| PROBLEM TO SOLVE |
Reproduce the full listing below unchanged, apart from the pictures.

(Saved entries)
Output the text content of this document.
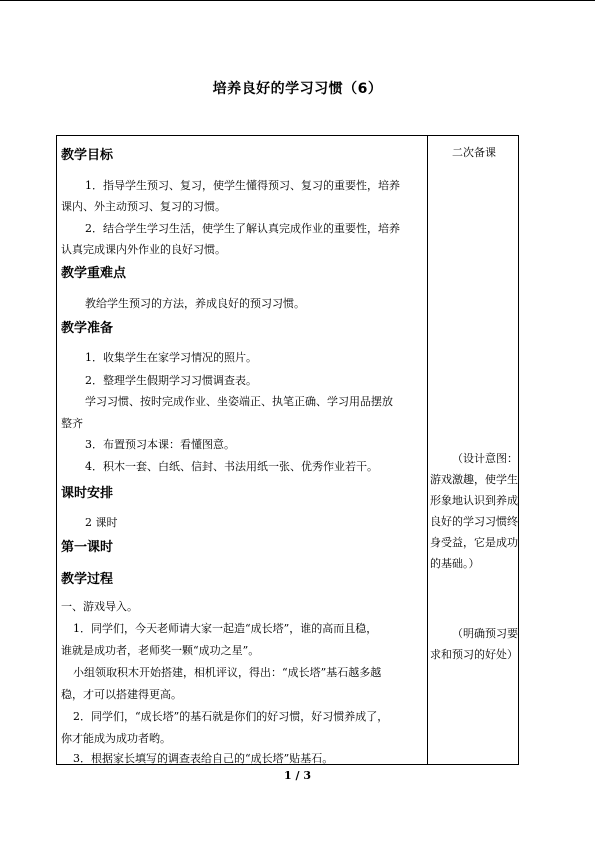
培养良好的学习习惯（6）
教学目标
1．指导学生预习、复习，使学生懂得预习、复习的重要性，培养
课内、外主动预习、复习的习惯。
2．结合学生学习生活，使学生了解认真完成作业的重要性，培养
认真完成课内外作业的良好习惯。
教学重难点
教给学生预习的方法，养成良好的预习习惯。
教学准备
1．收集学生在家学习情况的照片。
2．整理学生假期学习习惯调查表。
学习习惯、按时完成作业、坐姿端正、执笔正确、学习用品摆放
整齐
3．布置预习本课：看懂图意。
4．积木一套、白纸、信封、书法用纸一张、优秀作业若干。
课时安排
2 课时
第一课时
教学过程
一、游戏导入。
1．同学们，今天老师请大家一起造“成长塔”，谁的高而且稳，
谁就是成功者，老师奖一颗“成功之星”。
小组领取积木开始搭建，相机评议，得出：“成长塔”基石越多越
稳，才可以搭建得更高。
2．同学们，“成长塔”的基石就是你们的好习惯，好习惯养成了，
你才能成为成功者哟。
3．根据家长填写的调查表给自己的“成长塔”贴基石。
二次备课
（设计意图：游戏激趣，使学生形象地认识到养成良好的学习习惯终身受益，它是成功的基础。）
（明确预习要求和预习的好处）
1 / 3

| WRITTEN REPLY |
Output the text content of this document.
培养良好的学习习惯（6）
教学目标
1．指导学生预习、复习，使学生懂得预习、复习的重要性，培养
课内、外主动预习、复习的习惯。
2．结合学生学习生活，使学生了解认真完成作业的重要性，培养
认真完成课内外作业的良好习惯。
教学重难点
教给学生预习的方法，养成良好的预习习惯。
教学准备
1．收集学生在家学习情况的照片。
2．整理学生假期学习习惯调查表。
学习习惯、按时完成作业、坐姿端正、执笔正确、学习用品摆放
整齐
3．布置预习本课：看懂图意。
4．积木一套、白纸、信封、书法用纸一张、优秀作业若干。
课时安排
2 课时
第一课时
教学过程
一、游戏导入。
1．同学们，今天老师请大家一起造“成长塔”，谁的高而且稳，
谁就是成功者，老师奖一颗“成功之星”。
小组领取积木开始搭建，相机评议，得出：“成长塔”基石越多越
稳，才可以搭建得更高。
2．同学们，“成长塔”的基石就是你们的好习惯，好习惯养成了，
你才能成为成功者哟。
3．根据家长填写的调查表给自己的“成长塔”贴基石。
二次备课
（设计意图：游戏激趣，使学生形象地认识到养成良好的学习习惯终身受益，它是成功的基础。）
（明确预习要求和预习的好处）
1 / 3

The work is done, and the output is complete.